#### Entries:
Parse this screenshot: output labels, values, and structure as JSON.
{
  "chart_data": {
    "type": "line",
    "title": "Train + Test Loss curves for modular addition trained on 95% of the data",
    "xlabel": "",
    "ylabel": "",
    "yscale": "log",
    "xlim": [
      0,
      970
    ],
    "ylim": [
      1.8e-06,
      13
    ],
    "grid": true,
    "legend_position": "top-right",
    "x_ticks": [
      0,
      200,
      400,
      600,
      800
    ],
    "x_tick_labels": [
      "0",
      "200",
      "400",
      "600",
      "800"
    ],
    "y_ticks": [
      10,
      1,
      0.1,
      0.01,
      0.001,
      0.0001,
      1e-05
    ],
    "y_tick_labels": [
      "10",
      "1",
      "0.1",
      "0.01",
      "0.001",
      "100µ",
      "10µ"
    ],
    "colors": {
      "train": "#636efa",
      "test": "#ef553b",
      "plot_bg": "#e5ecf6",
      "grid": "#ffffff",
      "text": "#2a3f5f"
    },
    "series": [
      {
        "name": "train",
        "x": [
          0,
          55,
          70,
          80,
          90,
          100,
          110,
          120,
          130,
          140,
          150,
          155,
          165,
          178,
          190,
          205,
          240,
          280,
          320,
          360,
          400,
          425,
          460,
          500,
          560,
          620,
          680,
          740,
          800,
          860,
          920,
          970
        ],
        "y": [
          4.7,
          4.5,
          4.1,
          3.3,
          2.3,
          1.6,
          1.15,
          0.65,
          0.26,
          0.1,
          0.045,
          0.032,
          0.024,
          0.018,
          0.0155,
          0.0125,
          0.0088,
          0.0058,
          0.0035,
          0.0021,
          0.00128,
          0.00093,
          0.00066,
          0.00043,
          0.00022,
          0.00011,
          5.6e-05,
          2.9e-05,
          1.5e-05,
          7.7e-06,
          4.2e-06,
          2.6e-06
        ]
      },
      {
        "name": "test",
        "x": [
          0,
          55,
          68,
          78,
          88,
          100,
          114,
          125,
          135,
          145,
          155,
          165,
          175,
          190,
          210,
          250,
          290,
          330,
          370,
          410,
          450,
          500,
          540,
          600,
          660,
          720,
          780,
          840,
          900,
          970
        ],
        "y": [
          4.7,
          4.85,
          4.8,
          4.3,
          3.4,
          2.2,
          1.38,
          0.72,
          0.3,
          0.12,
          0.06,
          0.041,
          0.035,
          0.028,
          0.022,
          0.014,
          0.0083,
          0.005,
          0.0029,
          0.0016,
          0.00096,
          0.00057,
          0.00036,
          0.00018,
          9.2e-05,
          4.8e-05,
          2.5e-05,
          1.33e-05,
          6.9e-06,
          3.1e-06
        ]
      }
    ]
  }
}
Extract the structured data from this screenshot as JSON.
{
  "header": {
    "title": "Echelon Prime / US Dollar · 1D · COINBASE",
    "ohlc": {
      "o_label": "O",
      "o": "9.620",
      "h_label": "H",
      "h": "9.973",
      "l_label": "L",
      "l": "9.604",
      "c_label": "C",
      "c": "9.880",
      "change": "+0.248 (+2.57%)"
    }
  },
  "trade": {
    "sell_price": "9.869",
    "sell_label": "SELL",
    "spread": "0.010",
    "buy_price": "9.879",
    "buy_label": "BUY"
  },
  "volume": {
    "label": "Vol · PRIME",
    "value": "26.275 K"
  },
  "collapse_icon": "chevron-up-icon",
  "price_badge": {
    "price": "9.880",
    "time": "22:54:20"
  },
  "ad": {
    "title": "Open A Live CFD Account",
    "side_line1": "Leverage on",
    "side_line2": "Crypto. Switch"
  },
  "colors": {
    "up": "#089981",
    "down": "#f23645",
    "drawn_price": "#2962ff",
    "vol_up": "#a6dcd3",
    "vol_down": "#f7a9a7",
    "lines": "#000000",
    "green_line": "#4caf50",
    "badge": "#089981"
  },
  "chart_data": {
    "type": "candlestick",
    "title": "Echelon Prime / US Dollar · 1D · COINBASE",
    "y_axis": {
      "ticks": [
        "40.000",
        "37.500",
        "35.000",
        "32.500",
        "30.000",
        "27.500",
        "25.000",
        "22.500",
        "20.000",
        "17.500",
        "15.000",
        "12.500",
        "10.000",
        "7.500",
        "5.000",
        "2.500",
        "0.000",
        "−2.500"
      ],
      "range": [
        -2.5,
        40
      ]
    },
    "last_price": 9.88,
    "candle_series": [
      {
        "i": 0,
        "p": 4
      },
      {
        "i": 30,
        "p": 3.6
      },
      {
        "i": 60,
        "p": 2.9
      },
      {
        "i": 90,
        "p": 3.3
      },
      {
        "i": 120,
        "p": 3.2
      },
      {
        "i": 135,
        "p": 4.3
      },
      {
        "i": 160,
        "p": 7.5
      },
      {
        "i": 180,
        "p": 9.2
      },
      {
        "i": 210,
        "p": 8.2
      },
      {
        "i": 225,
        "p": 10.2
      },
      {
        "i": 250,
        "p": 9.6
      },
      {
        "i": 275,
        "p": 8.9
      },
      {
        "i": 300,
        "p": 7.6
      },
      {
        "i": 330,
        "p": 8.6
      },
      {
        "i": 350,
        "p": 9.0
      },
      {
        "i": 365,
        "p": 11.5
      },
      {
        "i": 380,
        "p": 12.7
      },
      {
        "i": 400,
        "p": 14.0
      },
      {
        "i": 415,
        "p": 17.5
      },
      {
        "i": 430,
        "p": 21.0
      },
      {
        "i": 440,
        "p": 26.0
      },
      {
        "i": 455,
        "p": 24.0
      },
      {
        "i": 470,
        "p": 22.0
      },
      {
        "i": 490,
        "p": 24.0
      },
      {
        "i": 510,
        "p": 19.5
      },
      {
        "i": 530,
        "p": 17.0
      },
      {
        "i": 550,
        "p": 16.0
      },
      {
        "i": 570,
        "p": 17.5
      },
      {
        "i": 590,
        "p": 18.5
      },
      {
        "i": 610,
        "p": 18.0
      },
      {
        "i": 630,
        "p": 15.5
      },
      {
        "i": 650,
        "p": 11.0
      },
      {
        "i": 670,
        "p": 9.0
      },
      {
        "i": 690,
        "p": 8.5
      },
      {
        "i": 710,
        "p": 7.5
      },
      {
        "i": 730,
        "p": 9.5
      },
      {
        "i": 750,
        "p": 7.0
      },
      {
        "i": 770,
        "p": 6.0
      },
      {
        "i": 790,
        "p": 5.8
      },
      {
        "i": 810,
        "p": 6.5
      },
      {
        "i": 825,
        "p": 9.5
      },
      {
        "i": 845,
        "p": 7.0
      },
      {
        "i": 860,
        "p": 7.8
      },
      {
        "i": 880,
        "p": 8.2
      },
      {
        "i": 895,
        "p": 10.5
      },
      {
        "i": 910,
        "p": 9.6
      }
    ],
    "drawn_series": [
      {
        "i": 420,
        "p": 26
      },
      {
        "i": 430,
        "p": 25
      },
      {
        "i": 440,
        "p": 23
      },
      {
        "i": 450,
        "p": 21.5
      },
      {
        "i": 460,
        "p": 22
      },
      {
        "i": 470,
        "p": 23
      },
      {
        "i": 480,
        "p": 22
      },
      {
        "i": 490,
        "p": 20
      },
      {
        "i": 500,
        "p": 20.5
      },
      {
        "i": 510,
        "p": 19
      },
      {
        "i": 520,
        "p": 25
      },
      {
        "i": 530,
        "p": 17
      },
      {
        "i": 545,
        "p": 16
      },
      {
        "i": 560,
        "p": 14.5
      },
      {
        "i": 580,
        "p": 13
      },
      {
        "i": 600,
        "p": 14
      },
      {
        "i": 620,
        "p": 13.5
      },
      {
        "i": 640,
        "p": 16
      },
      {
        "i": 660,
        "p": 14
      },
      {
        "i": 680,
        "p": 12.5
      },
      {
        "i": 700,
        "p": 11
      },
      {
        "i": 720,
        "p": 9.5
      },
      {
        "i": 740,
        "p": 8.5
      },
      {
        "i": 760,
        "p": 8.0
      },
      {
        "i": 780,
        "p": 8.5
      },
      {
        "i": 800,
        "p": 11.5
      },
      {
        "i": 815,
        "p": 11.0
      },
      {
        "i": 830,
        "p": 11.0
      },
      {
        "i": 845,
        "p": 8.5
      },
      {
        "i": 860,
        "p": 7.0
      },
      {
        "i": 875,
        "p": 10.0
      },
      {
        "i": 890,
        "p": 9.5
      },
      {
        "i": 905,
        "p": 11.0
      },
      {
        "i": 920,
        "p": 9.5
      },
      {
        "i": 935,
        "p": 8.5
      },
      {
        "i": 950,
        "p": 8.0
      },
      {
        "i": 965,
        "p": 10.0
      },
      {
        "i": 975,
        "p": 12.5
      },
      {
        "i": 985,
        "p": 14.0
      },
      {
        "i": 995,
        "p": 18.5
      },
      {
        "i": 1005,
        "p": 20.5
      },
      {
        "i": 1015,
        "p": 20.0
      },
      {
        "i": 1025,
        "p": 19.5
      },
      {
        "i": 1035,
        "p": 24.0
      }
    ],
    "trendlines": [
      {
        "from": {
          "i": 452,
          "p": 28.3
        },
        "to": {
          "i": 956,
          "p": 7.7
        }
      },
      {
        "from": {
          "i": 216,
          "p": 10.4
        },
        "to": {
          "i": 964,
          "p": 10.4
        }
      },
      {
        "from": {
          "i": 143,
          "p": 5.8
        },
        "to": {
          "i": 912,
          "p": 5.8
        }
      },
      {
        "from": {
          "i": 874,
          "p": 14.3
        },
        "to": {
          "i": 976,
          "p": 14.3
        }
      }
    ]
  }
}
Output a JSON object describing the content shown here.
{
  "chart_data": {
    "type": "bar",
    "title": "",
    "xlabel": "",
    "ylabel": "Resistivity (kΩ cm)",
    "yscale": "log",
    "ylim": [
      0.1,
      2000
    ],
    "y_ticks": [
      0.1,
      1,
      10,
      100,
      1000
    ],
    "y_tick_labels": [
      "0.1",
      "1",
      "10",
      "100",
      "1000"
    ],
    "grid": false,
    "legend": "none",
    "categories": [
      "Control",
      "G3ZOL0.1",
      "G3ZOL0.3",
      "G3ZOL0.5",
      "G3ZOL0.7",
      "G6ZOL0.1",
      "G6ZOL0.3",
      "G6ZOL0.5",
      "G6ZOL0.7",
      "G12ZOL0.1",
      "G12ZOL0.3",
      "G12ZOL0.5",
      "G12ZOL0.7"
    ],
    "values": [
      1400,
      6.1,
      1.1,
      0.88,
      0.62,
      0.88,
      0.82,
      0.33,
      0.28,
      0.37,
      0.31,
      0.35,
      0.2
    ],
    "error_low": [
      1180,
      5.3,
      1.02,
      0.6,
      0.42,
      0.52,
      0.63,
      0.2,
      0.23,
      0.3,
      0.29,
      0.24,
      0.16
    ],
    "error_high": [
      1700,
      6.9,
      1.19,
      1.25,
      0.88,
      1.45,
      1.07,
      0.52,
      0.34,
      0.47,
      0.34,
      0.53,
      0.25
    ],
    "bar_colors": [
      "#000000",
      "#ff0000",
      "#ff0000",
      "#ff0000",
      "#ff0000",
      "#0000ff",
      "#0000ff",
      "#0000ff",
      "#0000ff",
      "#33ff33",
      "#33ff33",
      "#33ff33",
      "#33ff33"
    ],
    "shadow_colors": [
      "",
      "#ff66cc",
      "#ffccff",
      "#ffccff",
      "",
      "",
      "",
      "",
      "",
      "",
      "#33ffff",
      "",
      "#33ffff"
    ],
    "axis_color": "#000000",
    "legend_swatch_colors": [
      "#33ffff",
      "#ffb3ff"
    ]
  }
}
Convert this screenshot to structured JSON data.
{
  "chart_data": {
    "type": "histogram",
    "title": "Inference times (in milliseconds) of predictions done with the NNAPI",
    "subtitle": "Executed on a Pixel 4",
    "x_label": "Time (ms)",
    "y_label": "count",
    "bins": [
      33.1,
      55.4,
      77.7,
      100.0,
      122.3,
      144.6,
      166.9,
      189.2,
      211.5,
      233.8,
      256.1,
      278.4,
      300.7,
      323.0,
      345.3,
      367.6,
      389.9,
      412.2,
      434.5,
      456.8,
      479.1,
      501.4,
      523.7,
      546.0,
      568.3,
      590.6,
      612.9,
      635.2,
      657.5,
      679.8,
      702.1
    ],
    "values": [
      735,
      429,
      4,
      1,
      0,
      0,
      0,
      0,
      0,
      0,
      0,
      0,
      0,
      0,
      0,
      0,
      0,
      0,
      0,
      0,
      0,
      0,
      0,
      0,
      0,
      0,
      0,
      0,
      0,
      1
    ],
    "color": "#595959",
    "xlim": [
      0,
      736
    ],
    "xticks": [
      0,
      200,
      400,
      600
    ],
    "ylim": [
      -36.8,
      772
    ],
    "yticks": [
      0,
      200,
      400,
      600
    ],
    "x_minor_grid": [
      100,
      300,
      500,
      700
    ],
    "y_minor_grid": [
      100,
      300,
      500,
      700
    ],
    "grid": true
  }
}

#### Written instruction:
Review the material and copy each line in which the word "screenshot" appears.

#### Written response:
Parse this screenshot: output labels, values, and structure as JSON.
Extract the structured data from this screenshot as JSON.
Convert this screenshot to structured JSON data.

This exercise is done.